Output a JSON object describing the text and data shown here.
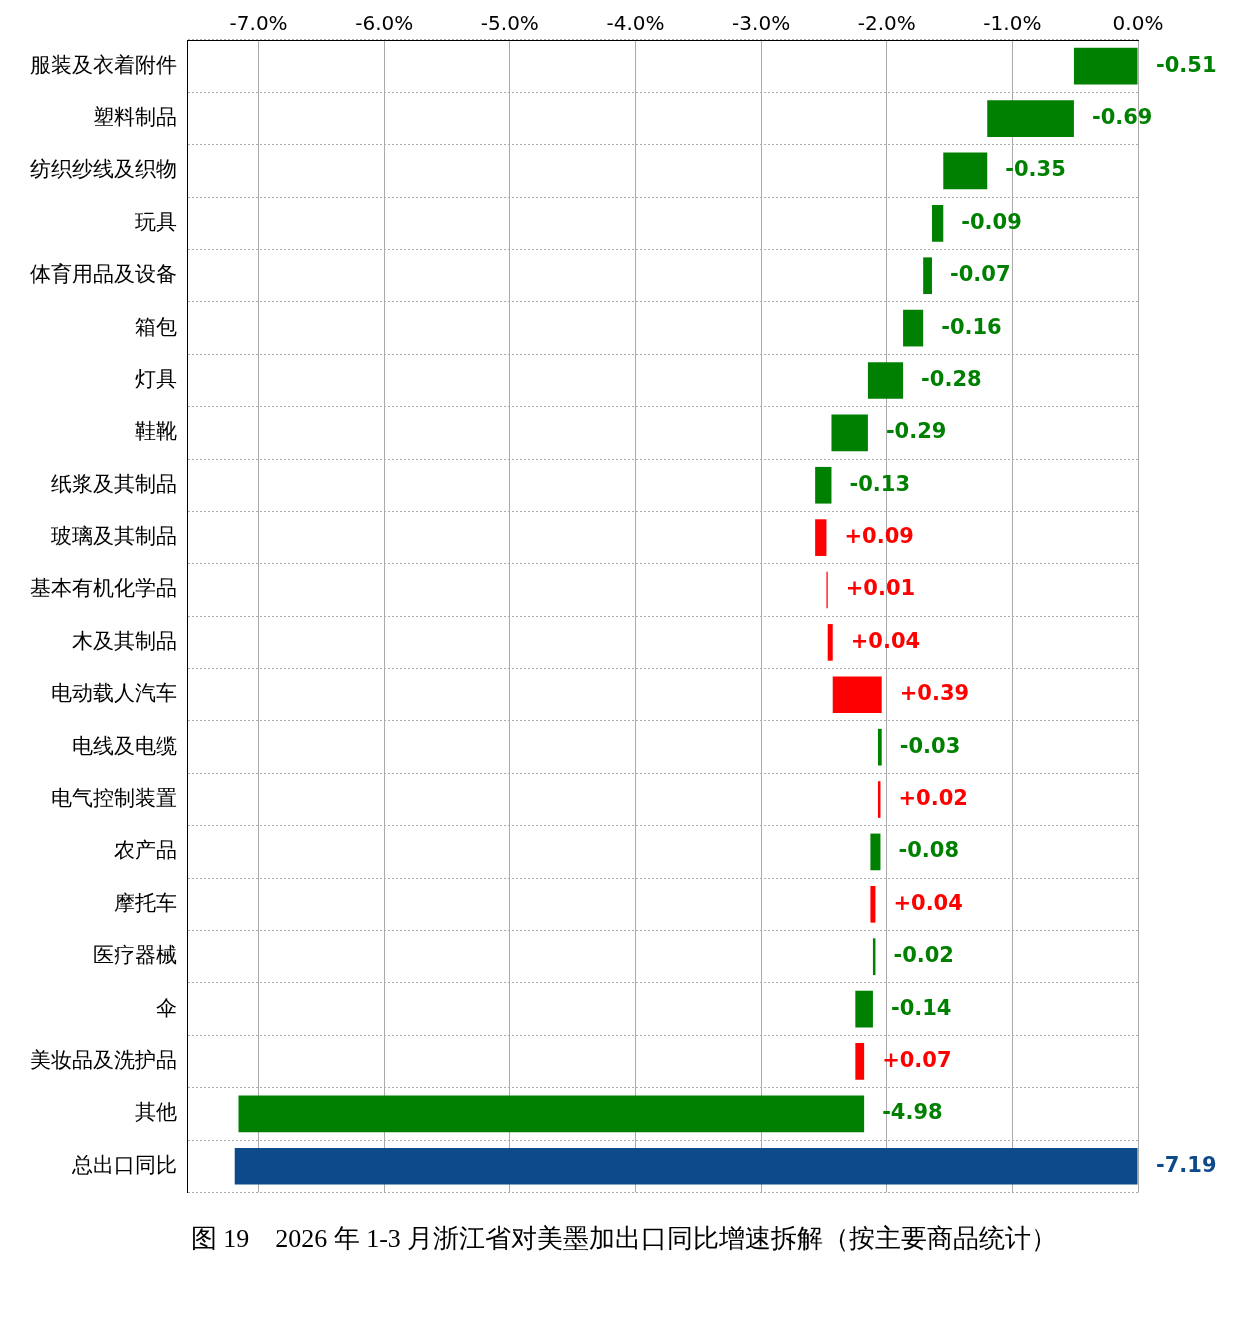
{
  "chart_data": {
    "type": "bar",
    "orientation": "horizontal",
    "title": "图 19　2026 年 1-3 月浙江省对美墨加出口同比增速拆解（按主要商品统计）",
    "categories": [
      "服装及衣着附件",
      "塑料制品",
      "纺织纱线及织物",
      "玩具",
      "体育用品及设备",
      "箱包",
      "灯具",
      "鞋靴",
      "纸浆及其制品",
      "玻璃及其制品",
      "基本有机化学品",
      "木及其制品",
      "电动载人汽车",
      "电线及电缆",
      "电气控制装置",
      "农产品",
      "摩托车",
      "医疗器械",
      "伞",
      "美妆品及洗护品",
      "其他",
      "总出口同比"
    ],
    "values": [
      -0.51,
      -0.69,
      -0.35,
      -0.09,
      -0.07,
      -0.16,
      -0.28,
      -0.29,
      -0.13,
      0.09,
      0.01,
      0.04,
      0.39,
      -0.03,
      0.02,
      -0.08,
      0.04,
      -0.02,
      -0.14,
      0.07,
      -4.98,
      -7.19
    ],
    "base": [
      0,
      -0.51,
      -1.2,
      -1.55,
      -1.64,
      -1.71,
      -1.87,
      -2.15,
      -2.44,
      -2.57,
      -2.48,
      -2.47,
      -2.43,
      -2.04,
      -2.07,
      -2.05,
      -2.13,
      -2.09,
      -2.11,
      -2.25,
      -2.18,
      0
    ],
    "colors": [
      "#008000",
      "#008000",
      "#008000",
      "#008000",
      "#008000",
      "#008000",
      "#008000",
      "#008000",
      "#008000",
      "#ff0000",
      "#ff0000",
      "#ff0000",
      "#ff0000",
      "#008000",
      "#ff0000",
      "#008000",
      "#ff0000",
      "#008000",
      "#008000",
      "#ff0000",
      "#008000",
      "#0d4a8a"
    ],
    "value_labels": [
      "-0.51",
      "-0.69",
      "-0.35",
      "-0.09",
      "-0.07",
      "-0.16",
      "-0.28",
      "-0.29",
      "-0.13",
      "+0.09",
      "+0.01",
      "+0.04",
      "+0.39",
      "-0.03",
      "+0.02",
      "-0.08",
      "+0.04",
      "-0.02",
      "-0.14",
      "+0.07",
      "-4.98",
      "-7.19"
    ],
    "xlim": [
      -7.57,
      0
    ],
    "xticks": [
      {
        "value": -7,
        "label": "-7.0%"
      },
      {
        "value": -6,
        "label": "-6.0%"
      },
      {
        "value": -5,
        "label": "-5.0%"
      },
      {
        "value": -4,
        "label": "-4.0%"
      },
      {
        "value": -3,
        "label": "-3.0%"
      },
      {
        "value": -2,
        "label": "-2.0%"
      },
      {
        "value": -1,
        "label": "-1.0%"
      },
      {
        "value": 0,
        "label": "0.0%"
      }
    ],
    "grid": true,
    "legend": false
  }
}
*****
The exercise => Copy the records above exactly. The pictures are not part of the copy.

Result of the exercise =>
Output a JSON object describing the text and data shown here.
{
  "chart_data": {
    "type": "bar",
    "orientation": "horizontal",
    "title": "图 19　2026 年 1-3 月浙江省对美墨加出口同比增速拆解（按主要商品统计）",
    "categories": [
      "服装及衣着附件",
      "塑料制品",
      "纺织纱线及织物",
      "玩具",
      "体育用品及设备",
      "箱包",
      "灯具",
      "鞋靴",
      "纸浆及其制品",
      "玻璃及其制品",
      "基本有机化学品",
      "木及其制品",
      "电动载人汽车",
      "电线及电缆",
      "电气控制装置",
      "农产品",
      "摩托车",
      "医疗器械",
      "伞",
      "美妆品及洗护品",
      "其他",
      "总出口同比"
    ],
    "values": [
      -0.51,
      -0.69,
      -0.35,
      -0.09,
      -0.07,
      -0.16,
      -0.28,
      -0.29,
      -0.13,
      0.09,
      0.01,
      0.04,
      0.39,
      -0.03,
      0.02,
      -0.08,
      0.04,
      -0.02,
      -0.14,
      0.07,
      -4.98,
      -7.19
    ],
    "base": [
      0,
      -0.51,
      -1.2,
      -1.55,
      -1.64,
      -1.71,
      -1.87,
      -2.15,
      -2.44,
      -2.57,
      -2.48,
      -2.47,
      -2.43,
      -2.04,
      -2.07,
      -2.05,
      -2.13,
      -2.09,
      -2.11,
      -2.25,
      -2.18,
      0
    ],
    "colors": [
      "#008000",
      "#008000",
      "#008000",
      "#008000",
      "#008000",
      "#008000",
      "#008000",
      "#008000",
      "#008000",
      "#ff0000",
      "#ff0000",
      "#ff0000",
      "#ff0000",
      "#008000",
      "#ff0000",
      "#008000",
      "#ff0000",
      "#008000",
      "#008000",
      "#ff0000",
      "#008000",
      "#0d4a8a"
    ],
    "value_labels": [
      "-0.51",
      "-0.69",
      "-0.35",
      "-0.09",
      "-0.07",
      "-0.16",
      "-0.28",
      "-0.29",
      "-0.13",
      "+0.09",
      "+0.01",
      "+0.04",
      "+0.39",
      "-0.03",
      "+0.02",
      "-0.08",
      "+0.04",
      "-0.02",
      "-0.14",
      "+0.07",
      "-4.98",
      "-7.19"
    ],
    "xlim": [
      -7.57,
      0
    ],
    "xticks": [
      {
        "value": -7,
        "label": "-7.0%"
      },
      {
        "value": -6,
        "label": "-6.0%"
      },
      {
        "value": -5,
        "label": "-5.0%"
      },
      {
        "value": -4,
        "label": "-4.0%"
      },
      {
        "value": -3,
        "label": "-3.0%"
      },
      {
        "value": -2,
        "label": "-2.0%"
      },
      {
        "value": -1,
        "label": "-1.0%"
      },
      {
        "value": 0,
        "label": "0.0%"
      }
    ],
    "grid": true,
    "legend": false
  }
}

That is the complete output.